### What is expected
Print all the records exactly, please.

### Given data
□ □ □ □ □
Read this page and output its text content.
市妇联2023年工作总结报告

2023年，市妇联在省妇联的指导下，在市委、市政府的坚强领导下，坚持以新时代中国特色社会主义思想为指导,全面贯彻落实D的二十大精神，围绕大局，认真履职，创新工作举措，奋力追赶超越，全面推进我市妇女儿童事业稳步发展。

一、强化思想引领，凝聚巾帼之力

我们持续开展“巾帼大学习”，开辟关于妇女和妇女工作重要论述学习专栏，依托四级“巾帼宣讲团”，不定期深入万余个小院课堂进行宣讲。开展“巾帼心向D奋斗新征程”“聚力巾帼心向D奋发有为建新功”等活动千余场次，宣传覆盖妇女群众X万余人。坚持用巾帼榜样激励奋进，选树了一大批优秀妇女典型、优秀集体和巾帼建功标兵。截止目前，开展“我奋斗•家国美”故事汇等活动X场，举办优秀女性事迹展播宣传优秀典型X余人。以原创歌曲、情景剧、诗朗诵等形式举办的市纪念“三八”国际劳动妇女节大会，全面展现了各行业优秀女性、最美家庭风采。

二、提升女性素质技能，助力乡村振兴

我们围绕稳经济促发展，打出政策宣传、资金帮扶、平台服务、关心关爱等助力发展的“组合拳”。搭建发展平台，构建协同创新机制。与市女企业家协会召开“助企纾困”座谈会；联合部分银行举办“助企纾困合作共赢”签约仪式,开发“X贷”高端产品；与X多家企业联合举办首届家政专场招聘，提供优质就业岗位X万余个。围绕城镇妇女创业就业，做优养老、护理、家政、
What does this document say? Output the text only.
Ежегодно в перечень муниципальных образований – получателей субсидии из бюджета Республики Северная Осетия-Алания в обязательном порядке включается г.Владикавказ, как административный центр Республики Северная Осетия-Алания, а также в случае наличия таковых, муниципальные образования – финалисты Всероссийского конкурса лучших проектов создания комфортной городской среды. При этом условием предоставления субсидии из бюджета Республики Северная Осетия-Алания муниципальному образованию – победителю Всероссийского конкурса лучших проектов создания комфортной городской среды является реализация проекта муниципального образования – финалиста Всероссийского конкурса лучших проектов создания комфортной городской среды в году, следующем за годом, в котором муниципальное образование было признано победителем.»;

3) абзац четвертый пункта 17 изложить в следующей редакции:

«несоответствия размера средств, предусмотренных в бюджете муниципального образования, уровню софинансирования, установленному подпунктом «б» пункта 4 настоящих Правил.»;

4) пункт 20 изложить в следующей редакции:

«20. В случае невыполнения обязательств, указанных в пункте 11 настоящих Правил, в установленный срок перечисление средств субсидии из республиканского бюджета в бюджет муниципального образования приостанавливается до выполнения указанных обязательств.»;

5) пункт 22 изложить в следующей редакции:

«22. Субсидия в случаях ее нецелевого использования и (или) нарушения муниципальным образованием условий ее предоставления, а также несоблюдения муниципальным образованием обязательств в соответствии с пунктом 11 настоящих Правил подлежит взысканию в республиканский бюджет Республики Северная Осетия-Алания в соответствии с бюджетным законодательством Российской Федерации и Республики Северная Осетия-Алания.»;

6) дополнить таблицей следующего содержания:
□ □ □ □ □
### Result of this task
Read this page and output its text content.
市妇联2023年工作总结报告

2023年，市妇联在省妇联的指导下，在市委、市政府的坚强领导下，坚持以新时代中国特色社会主义思想为指导,全面贯彻落实D的二十大精神，围绕大局，认真履职，创新工作举措，奋力追赶超越，全面推进我市妇女儿童事业稳步发展。

一、强化思想引领，凝聚巾帼之力

我们持续开展“巾帼大学习”，开辟关于妇女和妇女工作重要论述学习专栏，依托四级“巾帼宣讲团”，不定期深入万余个小院课堂进行宣讲。开展“巾帼心向D奋斗新征程”“聚力巾帼心向D奋发有为建新功”等活动千余场次，宣传覆盖妇女群众X万余人。坚持用巾帼榜样激励奋进，选树了一大批优秀妇女典型、优秀集体和巾帼建功标兵。截止目前，开展“我奋斗•家国美”故事汇等活动X场，举办优秀女性事迹展播宣传优秀典型X余人。以原创歌曲、情景剧、诗朗诵等形式举办的市纪念“三八”国际劳动妇女节大会，全面展现了各行业优秀女性、最美家庭风采。

二、提升女性素质技能，助力乡村振兴

我们围绕稳经济促发展，打出政策宣传、资金帮扶、平台服务、关心关爱等助力发展的“组合拳”。搭建发展平台，构建协同创新机制。与市女企业家协会召开“助企纾困”座谈会；联合部分银行举办“助企纾困合作共赢”签约仪式,开发“X贷”高端产品；与X多家企业联合举办首届家政专场招聘，提供优质就业岗位X万余个。围绕城镇妇女创业就业，做优养老、护理、家政、
What does this document say? Output the text only.
Ежегодно в перечень муниципальных образований – получателей субсидии из бюджета Республики Северная Осетия-Алания в обязательном порядке включается г.Владикавказ, как административный центр Республики Северная Осетия-Алания, а также в случае наличия таковых, муниципальные образования – финалисты Всероссийского конкурса лучших проектов создания комфортной городской среды. При этом условием предоставления субсидии из бюджета Республики Северная Осетия-Алания муниципальному образованию – победителю Всероссийского конкурса лучших проектов создания комфортной городской среды является реализация проекта муниципального образования – финалиста Всероссийского конкурса лучших проектов создания комфортной городской среды в году, следующем за годом, в котором муниципальное образование было признано победителем.»;

3) абзац четвертый пункта 17 изложить в следующей редакции:

«несоответствия размера средств, предусмотренных в бюджете муниципального образования, уровню софинансирования, установленному подпунктом «б» пункта 4 настоящих Правил.»;

4) пункт 20 изложить в следующей редакции:

«20. В случае невыполнения обязательств, указанных в пункте 11 настоящих Правил, в установленный срок перечисление средств субсидии из республиканского бюджета в бюджет муниципального образования приостанавливается до выполнения указанных обязательств.»;

5) пункт 22 изложить в следующей редакции:

«22. Субсидия в случаях ее нецелевого использования и (или) нарушения муниципальным образованием условий ее предоставления, а также несоблюдения муниципальным образованием обязательств в соответствии с пунктом 11 настоящих Правил подлежит взысканию в республиканский бюджет Республики Северная Осетия-Алания в соответствии с бюджетным законодательством Российской Федерации и Республики Северная Осетия-Алания.»;

6) дополнить таблицей следующего содержания:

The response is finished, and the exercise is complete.